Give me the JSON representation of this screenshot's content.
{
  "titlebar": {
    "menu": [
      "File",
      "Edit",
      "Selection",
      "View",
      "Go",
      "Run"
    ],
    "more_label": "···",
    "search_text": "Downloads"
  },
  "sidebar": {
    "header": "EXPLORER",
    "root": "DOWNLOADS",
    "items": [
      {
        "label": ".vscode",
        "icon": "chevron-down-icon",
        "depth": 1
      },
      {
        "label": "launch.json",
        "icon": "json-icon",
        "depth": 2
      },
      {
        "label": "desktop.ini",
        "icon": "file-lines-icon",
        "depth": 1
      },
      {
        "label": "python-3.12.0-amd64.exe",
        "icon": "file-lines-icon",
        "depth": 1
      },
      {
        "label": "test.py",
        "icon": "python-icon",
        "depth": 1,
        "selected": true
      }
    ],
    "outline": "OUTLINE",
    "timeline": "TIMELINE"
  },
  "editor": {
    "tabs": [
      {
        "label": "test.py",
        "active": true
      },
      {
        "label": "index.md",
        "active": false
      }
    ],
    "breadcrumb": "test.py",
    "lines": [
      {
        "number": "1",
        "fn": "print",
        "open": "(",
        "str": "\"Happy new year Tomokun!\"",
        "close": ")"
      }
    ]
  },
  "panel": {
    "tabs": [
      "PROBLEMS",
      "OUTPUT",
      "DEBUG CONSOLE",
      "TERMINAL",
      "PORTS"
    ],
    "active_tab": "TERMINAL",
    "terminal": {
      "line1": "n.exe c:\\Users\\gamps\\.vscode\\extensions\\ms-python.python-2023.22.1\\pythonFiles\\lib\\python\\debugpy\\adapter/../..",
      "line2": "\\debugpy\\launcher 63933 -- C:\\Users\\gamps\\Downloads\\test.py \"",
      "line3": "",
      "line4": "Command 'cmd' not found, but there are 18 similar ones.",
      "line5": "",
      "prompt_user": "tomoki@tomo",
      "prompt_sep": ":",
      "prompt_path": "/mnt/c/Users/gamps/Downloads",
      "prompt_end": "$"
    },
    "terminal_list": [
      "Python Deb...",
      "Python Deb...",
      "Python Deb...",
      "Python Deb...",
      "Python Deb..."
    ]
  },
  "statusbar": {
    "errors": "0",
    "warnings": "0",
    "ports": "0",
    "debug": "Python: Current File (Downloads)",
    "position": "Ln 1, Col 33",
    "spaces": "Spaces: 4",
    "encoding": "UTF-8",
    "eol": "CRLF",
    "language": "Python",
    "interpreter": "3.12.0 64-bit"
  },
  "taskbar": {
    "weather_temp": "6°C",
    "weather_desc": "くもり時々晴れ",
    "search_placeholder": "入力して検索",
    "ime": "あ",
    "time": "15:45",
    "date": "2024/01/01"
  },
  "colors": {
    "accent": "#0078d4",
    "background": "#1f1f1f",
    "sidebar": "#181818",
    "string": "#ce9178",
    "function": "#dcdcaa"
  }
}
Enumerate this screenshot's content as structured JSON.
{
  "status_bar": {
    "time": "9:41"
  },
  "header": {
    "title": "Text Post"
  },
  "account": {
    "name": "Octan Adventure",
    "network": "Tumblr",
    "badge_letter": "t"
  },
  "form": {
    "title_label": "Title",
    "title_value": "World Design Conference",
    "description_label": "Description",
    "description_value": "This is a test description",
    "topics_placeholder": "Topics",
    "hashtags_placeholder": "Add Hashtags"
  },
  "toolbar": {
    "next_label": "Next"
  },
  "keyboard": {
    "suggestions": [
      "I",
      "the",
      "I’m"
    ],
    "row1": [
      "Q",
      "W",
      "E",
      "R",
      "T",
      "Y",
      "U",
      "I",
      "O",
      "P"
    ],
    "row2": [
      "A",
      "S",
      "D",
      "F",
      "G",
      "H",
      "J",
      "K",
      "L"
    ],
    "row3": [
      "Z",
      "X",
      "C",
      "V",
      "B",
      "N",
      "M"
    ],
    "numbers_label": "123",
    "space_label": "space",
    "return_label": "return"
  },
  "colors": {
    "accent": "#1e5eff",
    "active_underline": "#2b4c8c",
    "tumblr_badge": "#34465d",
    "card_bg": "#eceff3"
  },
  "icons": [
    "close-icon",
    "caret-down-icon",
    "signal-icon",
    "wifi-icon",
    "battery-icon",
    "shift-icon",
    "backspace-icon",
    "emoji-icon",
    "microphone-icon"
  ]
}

→ **PROBLEM DETAILS**: Copy every line verbatim.

→ **SOLVED PROBLEM**:
Give me the JSON representation of this screenshot's content.
{
  "titlebar": {
    "menu": [
      "File",
      "Edit",
      "Selection",
      "View",
      "Go",
      "Run"
    ],
    "more_label": "···",
    "search_text": "Downloads"
  },
  "sidebar": {
    "header": "EXPLORER",
    "root": "DOWNLOADS",
    "items": [
      {
        "label": ".vscode",
        "icon": "chevron-down-icon",
        "depth": 1
      },
      {
        "label": "launch.json",
        "icon": "json-icon",
        "depth": 2
      },
      {
        "label": "desktop.ini",
        "icon": "file-lines-icon",
        "depth": 1
      },
      {
        "label": "python-3.12.0-amd64.exe",
        "icon": "file-lines-icon",
        "depth": 1
      },
      {
        "label": "test.py",
        "icon": "python-icon",
        "depth": 1,
        "selected": true
      }
    ],
    "outline": "OUTLINE",
    "timeline": "TIMELINE"
  },
  "editor": {
    "tabs": [
      {
        "label": "test.py",
        "active": true
      },
      {
        "label": "index.md",
        "active": false
      }
    ],
    "breadcrumb": "test.py",
    "lines": [
      {
        "number": "1",
        "fn": "print",
        "open": "(",
        "str": "\"Happy new year Tomokun!\"",
        "close": ")"
      }
    ]
  },
  "panel": {
    "tabs": [
      "PROBLEMS",
      "OUTPUT",
      "DEBUG CONSOLE",
      "TERMINAL",
      "PORTS"
    ],
    "active_tab": "TERMINAL",
    "terminal": {
      "line1": "n.exe c:\\Users\\gamps\\.vscode\\extensions\\ms-python.python-2023.22.1\\pythonFiles\\lib\\python\\debugpy\\adapter/../..",
      "line2": "\\debugpy\\launcher 63933 -- C:\\Users\\gamps\\Downloads\\test.py \"",
      "line3": "",
      "line4": "Command 'cmd' not found, but there are 18 similar ones.",
      "line5": "",
      "prompt_user": "tomoki@tomo",
      "prompt_sep": ":",
      "prompt_path": "/mnt/c/Users/gamps/Downloads",
      "prompt_end": "$"
    },
    "terminal_list": [
      "Python Deb...",
      "Python Deb...",
      "Python Deb...",
      "Python Deb...",
      "Python Deb..."
    ]
  },
  "statusbar": {
    "errors": "0",
    "warnings": "0",
    "ports": "0",
    "debug": "Python: Current File (Downloads)",
    "position": "Ln 1, Col 33",
    "spaces": "Spaces: 4",
    "encoding": "UTF-8",
    "eol": "CRLF",
    "language": "Python",
    "interpreter": "3.12.0 64-bit"
  },
  "taskbar": {
    "weather_temp": "6°C",
    "weather_desc": "くもり時々晴れ",
    "search_placeholder": "入力して検索",
    "ime": "あ",
    "time": "15:45",
    "date": "2024/01/01"
  },
  "colors": {
    "accent": "#0078d4",
    "background": "#1f1f1f",
    "sidebar": "#181818",
    "string": "#ce9178",
    "function": "#dcdcaa"
  }
}
Enumerate this screenshot's content as structured JSON.
{
  "status_bar": {
    "time": "9:41"
  },
  "header": {
    "title": "Text Post"
  },
  "account": {
    "name": "Octan Adventure",
    "network": "Tumblr",
    "badge_letter": "t"
  },
  "form": {
    "title_label": "Title",
    "title_value": "World Design Conference",
    "description_label": "Description",
    "description_value": "This is a test description",
    "topics_placeholder": "Topics",
    "hashtags_placeholder": "Add Hashtags"
  },
  "toolbar": {
    "next_label": "Next"
  },
  "keyboard": {
    "suggestions": [
      "I",
      "the",
      "I’m"
    ],
    "row1": [
      "Q",
      "W",
      "E",
      "R",
      "T",
      "Y",
      "U",
      "I",
      "O",
      "P"
    ],
    "row2": [
      "A",
      "S",
      "D",
      "F",
      "G",
      "H",
      "J",
      "K",
      "L"
    ],
    "row3": [
      "Z",
      "X",
      "C",
      "V",
      "B",
      "N",
      "M"
    ],
    "numbers_label": "123",
    "space_label": "space",
    "return_label": "return"
  },
  "colors": {
    "accent": "#1e5eff",
    "active_underline": "#2b4c8c",
    "tumblr_badge": "#34465d",
    "card_bg": "#eceff3"
  },
  "icons": [
    "close-icon",
    "caret-down-icon",
    "signal-icon",
    "wifi-icon",
    "battery-icon",
    "shift-icon",
    "backspace-icon",
    "emoji-icon",
    "microphone-icon"
  ]
}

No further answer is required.